# THE REQUEST
Reproduce all of the data word for word.

=== SUPPLIED MATERIAL ===

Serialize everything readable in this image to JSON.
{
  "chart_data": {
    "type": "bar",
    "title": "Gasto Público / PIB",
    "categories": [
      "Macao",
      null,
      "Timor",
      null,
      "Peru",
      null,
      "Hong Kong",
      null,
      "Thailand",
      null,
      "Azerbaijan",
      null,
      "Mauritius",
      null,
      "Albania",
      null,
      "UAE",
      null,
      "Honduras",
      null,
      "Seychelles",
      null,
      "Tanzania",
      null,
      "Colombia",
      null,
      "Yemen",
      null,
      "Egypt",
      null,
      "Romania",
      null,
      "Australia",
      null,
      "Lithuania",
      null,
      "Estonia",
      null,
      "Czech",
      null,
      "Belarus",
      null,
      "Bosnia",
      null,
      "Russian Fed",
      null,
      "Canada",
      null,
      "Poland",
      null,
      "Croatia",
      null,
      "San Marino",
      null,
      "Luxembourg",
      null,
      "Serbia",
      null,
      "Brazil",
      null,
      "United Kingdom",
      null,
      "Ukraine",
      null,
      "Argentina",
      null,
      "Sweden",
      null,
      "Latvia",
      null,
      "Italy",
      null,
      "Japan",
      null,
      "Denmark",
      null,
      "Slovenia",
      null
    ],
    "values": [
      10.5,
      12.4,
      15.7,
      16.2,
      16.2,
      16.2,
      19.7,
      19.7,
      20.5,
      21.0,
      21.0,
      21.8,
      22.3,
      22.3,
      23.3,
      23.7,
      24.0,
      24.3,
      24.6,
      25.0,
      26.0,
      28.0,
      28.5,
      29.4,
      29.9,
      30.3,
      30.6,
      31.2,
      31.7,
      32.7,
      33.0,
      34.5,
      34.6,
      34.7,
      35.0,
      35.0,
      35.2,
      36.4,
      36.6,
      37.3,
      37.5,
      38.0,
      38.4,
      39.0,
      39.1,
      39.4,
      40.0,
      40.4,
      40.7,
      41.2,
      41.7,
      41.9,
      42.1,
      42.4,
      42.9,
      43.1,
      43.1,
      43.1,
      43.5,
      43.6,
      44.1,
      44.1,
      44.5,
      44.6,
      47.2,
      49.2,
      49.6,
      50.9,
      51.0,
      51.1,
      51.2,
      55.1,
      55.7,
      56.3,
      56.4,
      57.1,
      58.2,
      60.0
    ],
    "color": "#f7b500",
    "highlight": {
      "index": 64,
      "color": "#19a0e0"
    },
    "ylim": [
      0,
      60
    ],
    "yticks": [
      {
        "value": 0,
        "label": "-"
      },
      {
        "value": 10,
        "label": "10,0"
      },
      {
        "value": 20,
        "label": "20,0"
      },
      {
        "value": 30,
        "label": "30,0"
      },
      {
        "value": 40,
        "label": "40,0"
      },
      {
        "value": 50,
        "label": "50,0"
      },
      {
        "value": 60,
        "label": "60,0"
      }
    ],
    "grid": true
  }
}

===

# THE OUTPUT
Serialize everything readable in this image to JSON.
{
  "chart_data": {
    "type": "bar",
    "title": "Gasto Público / PIB",
    "categories": [
      "Macao",
      null,
      "Timor",
      null,
      "Peru",
      null,
      "Hong Kong",
      null,
      "Thailand",
      null,
      "Azerbaijan",
      null,
      "Mauritius",
      null,
      "Albania",
      null,
      "UAE",
      null,
      "Honduras",
      null,
      "Seychelles",
      null,
      "Tanzania",
      null,
      "Colombia",
      null,
      "Yemen",
      null,
      "Egypt",
      null,
      "Romania",
      null,
      "Australia",
      null,
      "Lithuania",
      null,
      "Estonia",
      null,
      "Czech",
      null,
      "Belarus",
      null,
      "Bosnia",
      null,
      "Russian Fed",
      null,
      "Canada",
      null,
      "Poland",
      null,
      "Croatia",
      null,
      "San Marino",
      null,
      "Luxembourg",
      null,
      "Serbia",
      null,
      "Brazil",
      null,
      "United Kingdom",
      null,
      "Ukraine",
      null,
      "Argentina",
      null,
      "Sweden",
      null,
      "Latvia",
      null,
      "Italy",
      null,
      "Japan",
      null,
      "Denmark",
      null,
      "Slovenia",
      null
    ],
    "values": [
      10.5,
      12.4,
      15.7,
      16.2,
      16.2,
      16.2,
      19.7,
      19.7,
      20.5,
      21.0,
      21.0,
      21.8,
      22.3,
      22.3,
      23.3,
      23.7,
      24.0,
      24.3,
      24.6,
      25.0,
      26.0,
      28.0,
      28.5,
      29.4,
      29.9,
      30.3,
      30.6,
      31.2,
      31.7,
      32.7,
      33.0,
      34.5,
      34.6,
      34.7,
      35.0,
      35.0,
      35.2,
      36.4,
      36.6,
      37.3,
      37.5,
      38.0,
      38.4,
      39.0,
      39.1,
      39.4,
      40.0,
      40.4,
      40.7,
      41.2,
      41.7,
      41.9,
      42.1,
      42.4,
      42.9,
      43.1,
      43.1,
      43.1,
      43.5,
      43.6,
      44.1,
      44.1,
      44.5,
      44.6,
      47.2,
      49.2,
      49.6,
      50.9,
      51.0,
      51.1,
      51.2,
      55.1,
      55.7,
      56.3,
      56.4,
      57.1,
      58.2,
      60.0
    ],
    "color": "#f7b500",
    "highlight": {
      "index": 64,
      "color": "#19a0e0"
    },
    "ylim": [
      0,
      60
    ],
    "yticks": [
      {
        "value": 0,
        "label": "-"
      },
      {
        "value": 10,
        "label": "10,0"
      },
      {
        "value": 20,
        "label": "20,0"
      },
      {
        "value": 30,
        "label": "30,0"
      },
      {
        "value": 40,
        "label": "40,0"
      },
      {
        "value": 50,
        "label": "50,0"
      },
      {
        "value": 60,
        "label": "60,0"
      }
    ],
    "grid": true
  }
}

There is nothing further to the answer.